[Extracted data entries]
____________

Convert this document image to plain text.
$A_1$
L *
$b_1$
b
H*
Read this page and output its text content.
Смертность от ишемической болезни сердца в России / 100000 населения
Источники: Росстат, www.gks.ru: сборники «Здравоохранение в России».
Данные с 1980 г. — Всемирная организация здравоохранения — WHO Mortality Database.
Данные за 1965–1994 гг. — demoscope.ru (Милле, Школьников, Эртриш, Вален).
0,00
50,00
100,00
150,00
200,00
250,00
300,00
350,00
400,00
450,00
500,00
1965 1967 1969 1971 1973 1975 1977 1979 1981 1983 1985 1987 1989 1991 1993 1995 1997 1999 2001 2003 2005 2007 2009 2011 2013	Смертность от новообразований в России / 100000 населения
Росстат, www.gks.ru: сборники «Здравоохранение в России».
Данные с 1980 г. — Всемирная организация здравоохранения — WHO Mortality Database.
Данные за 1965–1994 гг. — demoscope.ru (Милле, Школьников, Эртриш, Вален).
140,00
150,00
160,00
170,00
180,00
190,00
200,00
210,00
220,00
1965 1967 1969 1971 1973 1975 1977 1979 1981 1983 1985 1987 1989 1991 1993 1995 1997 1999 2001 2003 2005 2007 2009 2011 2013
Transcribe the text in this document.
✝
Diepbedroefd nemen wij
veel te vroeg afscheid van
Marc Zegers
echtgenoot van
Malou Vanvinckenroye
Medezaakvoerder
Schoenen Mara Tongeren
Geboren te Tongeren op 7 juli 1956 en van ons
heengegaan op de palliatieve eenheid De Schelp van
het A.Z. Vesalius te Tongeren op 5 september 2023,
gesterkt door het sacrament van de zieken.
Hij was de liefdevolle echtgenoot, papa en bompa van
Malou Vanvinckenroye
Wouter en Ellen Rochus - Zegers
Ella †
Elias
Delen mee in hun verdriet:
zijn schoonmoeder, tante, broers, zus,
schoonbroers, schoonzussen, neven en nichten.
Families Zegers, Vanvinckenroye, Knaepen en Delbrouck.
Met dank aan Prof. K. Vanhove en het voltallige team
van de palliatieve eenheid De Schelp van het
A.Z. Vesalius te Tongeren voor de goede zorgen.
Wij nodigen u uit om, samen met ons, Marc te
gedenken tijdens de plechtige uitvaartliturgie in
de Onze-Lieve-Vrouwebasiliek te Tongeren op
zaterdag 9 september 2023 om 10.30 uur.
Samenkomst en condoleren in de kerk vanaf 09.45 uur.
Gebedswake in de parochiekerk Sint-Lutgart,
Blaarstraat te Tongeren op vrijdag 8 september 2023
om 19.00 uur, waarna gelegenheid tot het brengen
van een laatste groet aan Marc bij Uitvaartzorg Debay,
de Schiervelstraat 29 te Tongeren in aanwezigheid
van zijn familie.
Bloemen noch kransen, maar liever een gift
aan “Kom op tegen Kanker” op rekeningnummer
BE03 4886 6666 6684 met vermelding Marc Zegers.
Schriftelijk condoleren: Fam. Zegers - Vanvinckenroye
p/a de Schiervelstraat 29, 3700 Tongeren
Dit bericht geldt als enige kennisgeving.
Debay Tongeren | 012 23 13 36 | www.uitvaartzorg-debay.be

____________

* WRITTEN TASK
Scan the listing above and identify each line holding the string "Tongeren"; copy every such line.

* RESPONSE FOR THIS EXERCISE
Schoenen Mara Tongeren
Geboren te Tongeren op 7 juli 1956 en van ons
het A.Z. Vesalius te Tongeren op 5 september 2023,
A.Z. Vesalius te Tongeren voor de goede zorgen.
de Onze-Lieve-Vrouwebasiliek te Tongeren op
Blaarstraat te Tongeren op vrijdag 8 september 2023
de Schiervelstraat 29 te Tongeren in aanwezigheid
p/a de Schiervelstraat 29, 3700 Tongeren
Debay Tongeren | 012 23 13 36 | www.uitvaartzorg-debay.be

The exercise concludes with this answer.